Start of Block
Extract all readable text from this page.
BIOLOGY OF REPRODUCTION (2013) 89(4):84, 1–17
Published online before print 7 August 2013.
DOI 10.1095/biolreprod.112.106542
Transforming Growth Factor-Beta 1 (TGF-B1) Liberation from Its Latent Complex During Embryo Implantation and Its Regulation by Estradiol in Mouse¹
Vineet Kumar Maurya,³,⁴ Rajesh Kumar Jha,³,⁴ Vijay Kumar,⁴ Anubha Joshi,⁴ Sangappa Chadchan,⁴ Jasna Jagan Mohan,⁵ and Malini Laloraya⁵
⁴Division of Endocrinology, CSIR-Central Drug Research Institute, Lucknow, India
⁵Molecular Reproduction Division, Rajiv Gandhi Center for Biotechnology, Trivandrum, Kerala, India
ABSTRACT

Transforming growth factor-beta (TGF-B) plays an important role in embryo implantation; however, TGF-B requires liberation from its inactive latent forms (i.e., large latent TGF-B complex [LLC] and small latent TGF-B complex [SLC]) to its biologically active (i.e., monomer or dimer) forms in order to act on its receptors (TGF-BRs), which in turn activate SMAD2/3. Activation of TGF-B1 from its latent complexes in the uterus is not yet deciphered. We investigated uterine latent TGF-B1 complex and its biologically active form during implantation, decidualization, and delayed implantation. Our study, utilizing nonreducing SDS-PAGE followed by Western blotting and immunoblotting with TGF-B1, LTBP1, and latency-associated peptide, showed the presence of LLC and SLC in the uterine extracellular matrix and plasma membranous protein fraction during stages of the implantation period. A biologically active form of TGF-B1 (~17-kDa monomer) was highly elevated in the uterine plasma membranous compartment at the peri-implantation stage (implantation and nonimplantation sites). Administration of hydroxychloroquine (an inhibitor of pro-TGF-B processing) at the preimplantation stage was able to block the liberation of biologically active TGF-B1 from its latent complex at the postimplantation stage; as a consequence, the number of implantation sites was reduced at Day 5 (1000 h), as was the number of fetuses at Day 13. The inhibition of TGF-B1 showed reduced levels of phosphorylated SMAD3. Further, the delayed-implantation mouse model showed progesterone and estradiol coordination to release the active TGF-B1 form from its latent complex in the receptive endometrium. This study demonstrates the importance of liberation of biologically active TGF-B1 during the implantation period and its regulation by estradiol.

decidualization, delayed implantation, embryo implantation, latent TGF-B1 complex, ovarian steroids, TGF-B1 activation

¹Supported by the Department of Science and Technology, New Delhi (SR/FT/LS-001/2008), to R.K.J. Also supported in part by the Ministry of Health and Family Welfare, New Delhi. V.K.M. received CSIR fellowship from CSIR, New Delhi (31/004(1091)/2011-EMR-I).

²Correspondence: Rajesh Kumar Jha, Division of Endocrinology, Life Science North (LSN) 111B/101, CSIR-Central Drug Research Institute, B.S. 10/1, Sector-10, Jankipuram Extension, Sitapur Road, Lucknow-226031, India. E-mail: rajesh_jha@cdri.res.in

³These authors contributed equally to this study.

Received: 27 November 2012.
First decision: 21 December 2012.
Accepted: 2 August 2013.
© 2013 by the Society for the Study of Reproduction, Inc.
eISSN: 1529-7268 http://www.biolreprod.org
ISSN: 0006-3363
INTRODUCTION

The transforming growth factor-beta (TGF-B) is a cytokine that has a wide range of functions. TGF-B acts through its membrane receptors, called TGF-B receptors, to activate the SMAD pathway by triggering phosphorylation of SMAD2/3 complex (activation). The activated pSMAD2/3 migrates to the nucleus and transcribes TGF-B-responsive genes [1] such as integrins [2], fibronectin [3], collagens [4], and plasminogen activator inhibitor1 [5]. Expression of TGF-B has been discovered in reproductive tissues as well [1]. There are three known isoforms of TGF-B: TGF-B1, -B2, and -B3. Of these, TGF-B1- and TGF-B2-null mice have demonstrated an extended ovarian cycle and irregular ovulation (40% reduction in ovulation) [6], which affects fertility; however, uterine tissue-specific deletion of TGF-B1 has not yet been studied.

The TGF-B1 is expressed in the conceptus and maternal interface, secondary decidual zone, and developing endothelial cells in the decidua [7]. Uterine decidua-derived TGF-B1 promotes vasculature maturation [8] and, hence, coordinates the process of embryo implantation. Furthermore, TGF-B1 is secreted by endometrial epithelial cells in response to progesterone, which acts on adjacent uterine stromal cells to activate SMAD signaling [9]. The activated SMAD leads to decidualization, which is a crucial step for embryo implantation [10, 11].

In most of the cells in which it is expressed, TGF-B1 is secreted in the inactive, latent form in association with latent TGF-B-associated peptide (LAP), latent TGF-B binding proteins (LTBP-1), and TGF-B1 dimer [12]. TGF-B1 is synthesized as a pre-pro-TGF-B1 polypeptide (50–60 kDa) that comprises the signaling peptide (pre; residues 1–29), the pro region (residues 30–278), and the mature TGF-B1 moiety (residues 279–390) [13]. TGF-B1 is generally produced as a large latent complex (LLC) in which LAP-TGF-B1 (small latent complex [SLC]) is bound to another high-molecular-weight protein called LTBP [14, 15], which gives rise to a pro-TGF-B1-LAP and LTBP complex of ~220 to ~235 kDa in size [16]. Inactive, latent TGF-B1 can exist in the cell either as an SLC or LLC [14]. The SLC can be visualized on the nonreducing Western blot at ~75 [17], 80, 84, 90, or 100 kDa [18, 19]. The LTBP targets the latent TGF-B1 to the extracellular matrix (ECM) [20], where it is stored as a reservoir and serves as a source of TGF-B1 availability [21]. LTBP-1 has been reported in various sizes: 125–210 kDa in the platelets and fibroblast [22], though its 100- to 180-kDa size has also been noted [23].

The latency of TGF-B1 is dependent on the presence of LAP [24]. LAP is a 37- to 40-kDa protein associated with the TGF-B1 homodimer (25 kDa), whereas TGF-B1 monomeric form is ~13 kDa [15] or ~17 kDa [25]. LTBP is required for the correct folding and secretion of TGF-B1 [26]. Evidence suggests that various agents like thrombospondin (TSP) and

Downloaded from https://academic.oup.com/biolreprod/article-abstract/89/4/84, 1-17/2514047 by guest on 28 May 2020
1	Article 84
End of Block
§ **WHAT IS REQUIRED**: Copy out the full listing, exactly as it stands.

§ **SOLVED EXERCISE**:
Extract all readable text from this page.
BIOLOGY OF REPRODUCTION (2013) 89(4):84, 1–17
Published online before print 7 August 2013.
DOI 10.1095/biolreprod.112.106542
Transforming Growth Factor-Beta 1 (TGF-B1) Liberation from Its Latent Complex During Embryo Implantation and Its Regulation by Estradiol in Mouse¹
Vineet Kumar Maurya,³,⁴ Rajesh Kumar Jha,³,⁴ Vijay Kumar,⁴ Anubha Joshi,⁴ Sangappa Chadchan,⁴ Jasna Jagan Mohan,⁵ and Malini Laloraya⁵
⁴Division of Endocrinology, CSIR-Central Drug Research Institute, Lucknow, India
⁵Molecular Reproduction Division, Rajiv Gandhi Center for Biotechnology, Trivandrum, Kerala, India
ABSTRACT

Transforming growth factor-beta (TGF-B) plays an important role in embryo implantation; however, TGF-B requires liberation from its inactive latent forms (i.e., large latent TGF-B complex [LLC] and small latent TGF-B complex [SLC]) to its biologically active (i.e., monomer or dimer) forms in order to act on its receptors (TGF-BRs), which in turn activate SMAD2/3. Activation of TGF-B1 from its latent complexes in the uterus is not yet deciphered. We investigated uterine latent TGF-B1 complex and its biologically active form during implantation, decidualization, and delayed implantation. Our study, utilizing nonreducing SDS-PAGE followed by Western blotting and immunoblotting with TGF-B1, LTBP1, and latency-associated peptide, showed the presence of LLC and SLC in the uterine extracellular matrix and plasma membranous protein fraction during stages of the implantation period. A biologically active form of TGF-B1 (~17-kDa monomer) was highly elevated in the uterine plasma membranous compartment at the peri-implantation stage (implantation and nonimplantation sites). Administration of hydroxychloroquine (an inhibitor of pro-TGF-B processing) at the preimplantation stage was able to block the liberation of biologically active TGF-B1 from its latent complex at the postimplantation stage; as a consequence, the number of implantation sites was reduced at Day 5 (1000 h), as was the number of fetuses at Day 13. The inhibition of TGF-B1 showed reduced levels of phosphorylated SMAD3. Further, the delayed-implantation mouse model showed progesterone and estradiol coordination to release the active TGF-B1 form from its latent complex in the receptive endometrium. This study demonstrates the importance of liberation of biologically active TGF-B1 during the implantation period and its regulation by estradiol.

decidualization, delayed implantation, embryo implantation, latent TGF-B1 complex, ovarian steroids, TGF-B1 activation

¹Supported by the Department of Science and Technology, New Delhi (SR/FT/LS-001/2008), to R.K.J. Also supported in part by the Ministry of Health and Family Welfare, New Delhi. V.K.M. received CSIR fellowship from CSIR, New Delhi (31/004(1091)/2011-EMR-I).

²Correspondence: Rajesh Kumar Jha, Division of Endocrinology, Life Science North (LSN) 111B/101, CSIR-Central Drug Research Institute, B.S. 10/1, Sector-10, Jankipuram Extension, Sitapur Road, Lucknow-226031, India. E-mail: rajesh_jha@cdri.res.in

³These authors contributed equally to this study.

Received: 27 November 2012.
First decision: 21 December 2012.
Accepted: 2 August 2013.
© 2013 by the Society for the Study of Reproduction, Inc.
eISSN: 1529-7268 http://www.biolreprod.org
ISSN: 0006-3363
INTRODUCTION

The transforming growth factor-beta (TGF-B) is a cytokine that has a wide range of functions. TGF-B acts through its membrane receptors, called TGF-B receptors, to activate the SMAD pathway by triggering phosphorylation of SMAD2/3 complex (activation). The activated pSMAD2/3 migrates to the nucleus and transcribes TGF-B-responsive genes [1] such as integrins [2], fibronectin [3], collagens [4], and plasminogen activator inhibitor1 [5]. Expression of TGF-B has been discovered in reproductive tissues as well [1]. There are three known isoforms of TGF-B: TGF-B1, -B2, and -B3. Of these, TGF-B1- and TGF-B2-null mice have demonstrated an extended ovarian cycle and irregular ovulation (40% reduction in ovulation) [6], which affects fertility; however, uterine tissue-specific deletion of TGF-B1 has not yet been studied.

The TGF-B1 is expressed in the conceptus and maternal interface, secondary decidual zone, and developing endothelial cells in the decidua [7]. Uterine decidua-derived TGF-B1 promotes vasculature maturation [8] and, hence, coordinates the process of embryo implantation. Furthermore, TGF-B1 is secreted by endometrial epithelial cells in response to progesterone, which acts on adjacent uterine stromal cells to activate SMAD signaling [9]. The activated SMAD leads to decidualization, which is a crucial step for embryo implantation [10, 11].

In most of the cells in which it is expressed, TGF-B1 is secreted in the inactive, latent form in association with latent TGF-B-associated peptide (LAP), latent TGF-B binding proteins (LTBP-1), and TGF-B1 dimer [12]. TGF-B1 is synthesized as a pre-pro-TGF-B1 polypeptide (50–60 kDa) that comprises the signaling peptide (pre; residues 1–29), the pro region (residues 30–278), and the mature TGF-B1 moiety (residues 279–390) [13]. TGF-B1 is generally produced as a large latent complex (LLC) in which LAP-TGF-B1 (small latent complex [SLC]) is bound to another high-molecular-weight protein called LTBP [14, 15], which gives rise to a pro-TGF-B1-LAP and LTBP complex of ~220 to ~235 kDa in size [16]. Inactive, latent TGF-B1 can exist in the cell either as an SLC or LLC [14]. The SLC can be visualized on the nonreducing Western blot at ~75 [17], 80, 84, 90, or 100 kDa [18, 19]. The LTBP targets the latent TGF-B1 to the extracellular matrix (ECM) [20], where it is stored as a reservoir and serves as a source of TGF-B1 availability [21]. LTBP-1 has been reported in various sizes: 125–210 kDa in the platelets and fibroblast [22], though its 100- to 180-kDa size has also been noted [23].

The latency of TGF-B1 is dependent on the presence of LAP [24]. LAP is a 37- to 40-kDa protein associated with the TGF-B1 homodimer (25 kDa), whereas TGF-B1 monomeric form is ~13 kDa [15] or ~17 kDa [25]. LTBP is required for the correct folding and secretion of TGF-B1 [26]. Evidence suggests that various agents like thrombospondin (TSP) and

Downloaded from https://academic.oup.com/biolreprod/article-abstract/89/4/84, 1-17/2514047 by guest on 28 May 2020
1	Article 84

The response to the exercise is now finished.